#### Job:
Which lines below hold the word "JSON"? Copy all of them.

• • •

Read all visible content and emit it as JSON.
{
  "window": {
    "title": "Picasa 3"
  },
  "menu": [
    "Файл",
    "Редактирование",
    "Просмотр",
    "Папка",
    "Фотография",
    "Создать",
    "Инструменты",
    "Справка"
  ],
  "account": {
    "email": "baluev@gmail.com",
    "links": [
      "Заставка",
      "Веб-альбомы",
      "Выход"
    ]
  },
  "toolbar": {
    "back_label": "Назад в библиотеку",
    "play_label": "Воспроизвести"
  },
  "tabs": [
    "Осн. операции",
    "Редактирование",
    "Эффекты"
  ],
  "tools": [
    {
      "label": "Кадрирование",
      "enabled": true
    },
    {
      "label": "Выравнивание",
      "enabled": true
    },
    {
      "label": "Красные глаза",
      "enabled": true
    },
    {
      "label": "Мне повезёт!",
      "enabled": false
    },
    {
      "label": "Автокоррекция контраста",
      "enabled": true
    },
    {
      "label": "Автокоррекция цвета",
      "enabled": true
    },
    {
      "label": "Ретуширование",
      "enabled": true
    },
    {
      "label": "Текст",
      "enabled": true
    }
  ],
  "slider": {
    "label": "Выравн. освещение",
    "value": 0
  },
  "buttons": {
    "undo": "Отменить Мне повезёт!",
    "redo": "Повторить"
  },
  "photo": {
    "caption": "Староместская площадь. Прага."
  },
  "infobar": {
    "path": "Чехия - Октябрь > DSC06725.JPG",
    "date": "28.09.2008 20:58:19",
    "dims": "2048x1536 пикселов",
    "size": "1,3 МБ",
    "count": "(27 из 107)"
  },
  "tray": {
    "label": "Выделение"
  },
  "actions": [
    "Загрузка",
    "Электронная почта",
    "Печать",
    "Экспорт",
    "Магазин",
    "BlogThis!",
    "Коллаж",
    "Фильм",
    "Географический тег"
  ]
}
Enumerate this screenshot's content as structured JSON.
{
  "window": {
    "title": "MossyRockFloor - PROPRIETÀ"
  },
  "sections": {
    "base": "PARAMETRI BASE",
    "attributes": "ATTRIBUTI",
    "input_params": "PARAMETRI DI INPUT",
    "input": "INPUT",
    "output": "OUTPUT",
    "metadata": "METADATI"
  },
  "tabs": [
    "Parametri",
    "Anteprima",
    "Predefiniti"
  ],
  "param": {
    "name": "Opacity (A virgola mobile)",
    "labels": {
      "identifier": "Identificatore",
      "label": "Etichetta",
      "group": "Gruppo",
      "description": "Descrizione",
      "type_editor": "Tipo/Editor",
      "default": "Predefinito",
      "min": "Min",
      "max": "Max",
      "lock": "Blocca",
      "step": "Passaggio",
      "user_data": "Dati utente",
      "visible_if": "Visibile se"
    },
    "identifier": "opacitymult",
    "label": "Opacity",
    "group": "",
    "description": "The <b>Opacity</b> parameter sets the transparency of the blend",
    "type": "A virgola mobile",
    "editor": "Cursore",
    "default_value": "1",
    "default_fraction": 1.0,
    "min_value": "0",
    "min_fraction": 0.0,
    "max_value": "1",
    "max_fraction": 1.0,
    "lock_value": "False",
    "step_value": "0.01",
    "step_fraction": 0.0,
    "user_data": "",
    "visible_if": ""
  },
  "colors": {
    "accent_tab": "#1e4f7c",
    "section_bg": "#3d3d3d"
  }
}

• • •

#### Response to the task:
Read all visible content and emit it as JSON.
Enumerate this screenshot's content as structured JSON.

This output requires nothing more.